* **RAW DATA**:
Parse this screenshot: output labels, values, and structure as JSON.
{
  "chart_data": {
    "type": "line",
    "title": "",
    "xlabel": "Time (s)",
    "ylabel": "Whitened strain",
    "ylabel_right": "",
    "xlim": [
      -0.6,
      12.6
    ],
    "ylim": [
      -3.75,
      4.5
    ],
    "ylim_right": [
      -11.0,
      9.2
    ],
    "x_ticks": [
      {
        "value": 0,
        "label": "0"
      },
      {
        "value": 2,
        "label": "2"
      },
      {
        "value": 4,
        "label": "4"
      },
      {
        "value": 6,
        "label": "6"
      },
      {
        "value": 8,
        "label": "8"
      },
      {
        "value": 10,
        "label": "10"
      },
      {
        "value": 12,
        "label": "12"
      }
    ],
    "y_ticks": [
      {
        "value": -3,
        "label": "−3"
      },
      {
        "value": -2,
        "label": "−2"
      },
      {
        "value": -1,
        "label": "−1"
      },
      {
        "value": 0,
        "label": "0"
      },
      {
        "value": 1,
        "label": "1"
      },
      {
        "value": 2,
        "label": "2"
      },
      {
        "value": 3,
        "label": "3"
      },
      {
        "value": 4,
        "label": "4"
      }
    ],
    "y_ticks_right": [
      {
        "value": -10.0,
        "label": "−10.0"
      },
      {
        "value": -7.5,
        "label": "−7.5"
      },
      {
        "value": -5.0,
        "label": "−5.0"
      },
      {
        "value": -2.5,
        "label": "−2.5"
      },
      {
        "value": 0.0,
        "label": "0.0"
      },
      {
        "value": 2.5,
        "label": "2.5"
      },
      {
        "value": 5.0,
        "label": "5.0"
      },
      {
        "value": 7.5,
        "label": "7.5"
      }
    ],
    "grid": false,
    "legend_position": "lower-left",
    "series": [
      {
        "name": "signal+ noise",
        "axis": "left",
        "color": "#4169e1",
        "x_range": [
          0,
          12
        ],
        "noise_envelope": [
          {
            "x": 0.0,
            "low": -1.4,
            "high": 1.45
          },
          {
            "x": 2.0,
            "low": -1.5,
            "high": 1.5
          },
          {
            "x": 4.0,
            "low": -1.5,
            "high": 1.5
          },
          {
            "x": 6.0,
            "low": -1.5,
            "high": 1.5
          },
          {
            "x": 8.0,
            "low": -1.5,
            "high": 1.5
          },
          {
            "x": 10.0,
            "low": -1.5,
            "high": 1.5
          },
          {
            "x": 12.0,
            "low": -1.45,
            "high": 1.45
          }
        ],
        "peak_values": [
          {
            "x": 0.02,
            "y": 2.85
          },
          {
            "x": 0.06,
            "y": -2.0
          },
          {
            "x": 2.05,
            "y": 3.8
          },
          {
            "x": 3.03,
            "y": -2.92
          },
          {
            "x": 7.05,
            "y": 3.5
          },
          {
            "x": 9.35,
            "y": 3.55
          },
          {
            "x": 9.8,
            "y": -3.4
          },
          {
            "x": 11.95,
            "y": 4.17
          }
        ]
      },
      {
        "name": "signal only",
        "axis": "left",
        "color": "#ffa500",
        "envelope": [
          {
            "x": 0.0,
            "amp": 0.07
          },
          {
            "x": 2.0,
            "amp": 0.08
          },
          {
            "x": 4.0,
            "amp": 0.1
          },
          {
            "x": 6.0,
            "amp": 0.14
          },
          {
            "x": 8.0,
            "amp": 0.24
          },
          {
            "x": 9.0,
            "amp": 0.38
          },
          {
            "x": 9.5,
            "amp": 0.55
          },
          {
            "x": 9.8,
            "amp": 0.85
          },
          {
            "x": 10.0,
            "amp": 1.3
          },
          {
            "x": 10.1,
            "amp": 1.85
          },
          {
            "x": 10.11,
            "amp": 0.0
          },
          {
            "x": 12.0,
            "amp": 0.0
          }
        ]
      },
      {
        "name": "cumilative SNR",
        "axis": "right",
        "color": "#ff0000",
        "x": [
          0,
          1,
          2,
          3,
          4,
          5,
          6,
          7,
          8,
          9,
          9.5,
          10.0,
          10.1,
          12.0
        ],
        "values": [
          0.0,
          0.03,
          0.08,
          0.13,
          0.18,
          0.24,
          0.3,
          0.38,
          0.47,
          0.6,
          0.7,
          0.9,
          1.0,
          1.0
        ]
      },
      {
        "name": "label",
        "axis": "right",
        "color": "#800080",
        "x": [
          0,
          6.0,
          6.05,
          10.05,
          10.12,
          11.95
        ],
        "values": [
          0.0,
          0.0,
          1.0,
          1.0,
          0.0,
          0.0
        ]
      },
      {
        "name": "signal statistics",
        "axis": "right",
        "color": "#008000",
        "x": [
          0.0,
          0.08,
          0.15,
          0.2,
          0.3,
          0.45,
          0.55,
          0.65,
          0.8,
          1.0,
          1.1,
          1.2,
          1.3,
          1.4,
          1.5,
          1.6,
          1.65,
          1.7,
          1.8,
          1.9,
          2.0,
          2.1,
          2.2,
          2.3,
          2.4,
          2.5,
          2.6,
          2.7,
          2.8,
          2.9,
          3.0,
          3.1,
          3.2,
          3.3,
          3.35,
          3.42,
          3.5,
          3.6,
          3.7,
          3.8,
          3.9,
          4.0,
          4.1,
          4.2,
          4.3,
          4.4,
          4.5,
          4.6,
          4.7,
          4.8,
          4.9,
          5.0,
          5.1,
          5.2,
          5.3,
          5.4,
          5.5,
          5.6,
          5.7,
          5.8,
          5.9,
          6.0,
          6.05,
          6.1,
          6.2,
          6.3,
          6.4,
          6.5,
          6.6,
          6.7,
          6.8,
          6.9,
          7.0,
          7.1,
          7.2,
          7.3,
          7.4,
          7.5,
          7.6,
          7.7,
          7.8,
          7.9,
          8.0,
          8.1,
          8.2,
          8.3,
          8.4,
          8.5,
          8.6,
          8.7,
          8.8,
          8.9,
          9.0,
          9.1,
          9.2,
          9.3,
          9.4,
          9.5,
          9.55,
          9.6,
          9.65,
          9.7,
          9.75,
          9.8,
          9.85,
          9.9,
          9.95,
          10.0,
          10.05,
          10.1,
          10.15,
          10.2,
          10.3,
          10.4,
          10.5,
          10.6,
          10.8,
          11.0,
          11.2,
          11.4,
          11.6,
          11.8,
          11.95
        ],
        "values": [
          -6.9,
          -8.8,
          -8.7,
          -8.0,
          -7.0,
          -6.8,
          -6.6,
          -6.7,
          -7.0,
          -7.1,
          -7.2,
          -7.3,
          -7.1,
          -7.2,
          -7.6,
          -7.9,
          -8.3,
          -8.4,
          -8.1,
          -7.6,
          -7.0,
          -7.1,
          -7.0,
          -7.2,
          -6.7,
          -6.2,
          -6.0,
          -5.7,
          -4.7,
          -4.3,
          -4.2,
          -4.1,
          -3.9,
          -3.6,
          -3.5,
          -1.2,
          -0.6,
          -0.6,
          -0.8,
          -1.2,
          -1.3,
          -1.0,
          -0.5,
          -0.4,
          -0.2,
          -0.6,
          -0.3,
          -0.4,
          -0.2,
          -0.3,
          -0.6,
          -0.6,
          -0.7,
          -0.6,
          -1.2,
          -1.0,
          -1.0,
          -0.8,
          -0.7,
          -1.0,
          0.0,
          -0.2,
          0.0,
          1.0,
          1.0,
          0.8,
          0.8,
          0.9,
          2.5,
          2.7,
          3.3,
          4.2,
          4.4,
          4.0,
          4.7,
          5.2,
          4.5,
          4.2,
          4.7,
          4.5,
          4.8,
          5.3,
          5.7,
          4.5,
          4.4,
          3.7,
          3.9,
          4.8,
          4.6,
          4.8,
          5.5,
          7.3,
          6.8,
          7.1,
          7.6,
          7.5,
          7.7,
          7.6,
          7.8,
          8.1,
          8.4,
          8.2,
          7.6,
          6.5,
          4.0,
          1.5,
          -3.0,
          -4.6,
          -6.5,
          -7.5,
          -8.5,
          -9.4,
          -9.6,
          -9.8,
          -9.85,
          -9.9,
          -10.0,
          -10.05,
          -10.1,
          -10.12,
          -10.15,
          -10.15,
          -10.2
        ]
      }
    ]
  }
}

* **DESCRIPTION OF THE TASK**: Copy out every line of the listing that includes the string "color".

* **RESPONSE BELOW**:
        "color": "#4169e1",
        "color": "#ffa500",
        "color": "#ff0000",
        "color": "#800080",
        "color": "#008000",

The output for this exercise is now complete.